**Supplied records**:
-- Begin --
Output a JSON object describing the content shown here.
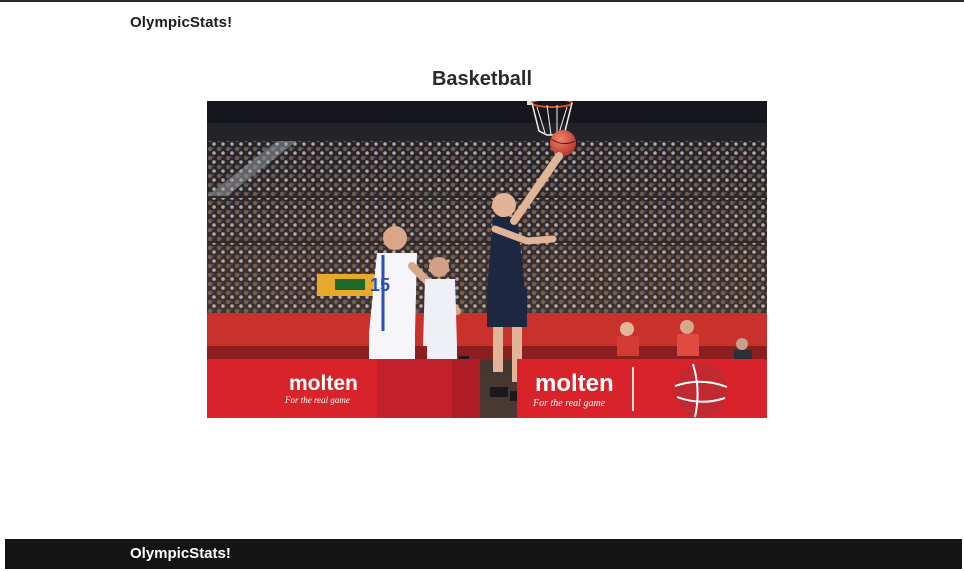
{
  "header": {
    "brand": "OlympicStats!"
  },
  "main": {
    "title": "Basketball",
    "image": {
      "alt": "Basketball game photo",
      "ad_brand": "molten",
      "ad_tagline": "For the real game",
      "jersey_number": "15"
    }
  },
  "footer": {
    "brand": "OlympicStats!"
  },
  "colors": {
    "footer_background": "#141414",
    "ad_board_red": "#d8232a"
  }
}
-- End --
**Required work**: Extract the full listing exactly, with the pictures left out.

**Solved exercise**:
Output a JSON object describing the content shown here.
{
  "header": {
    "brand": "OlympicStats!"
  },
  "main": {
    "title": "Basketball",
    "image": {
      "alt": "Basketball game photo",
      "ad_brand": "molten",
      "ad_tagline": "For the real game",
      "jersey_number": "15"
    }
  },
  "footer": {
    "brand": "OlympicStats!"
  },
  "colors": {
    "footer_background": "#141414",
    "ad_board_red": "#d8232a"
  }
}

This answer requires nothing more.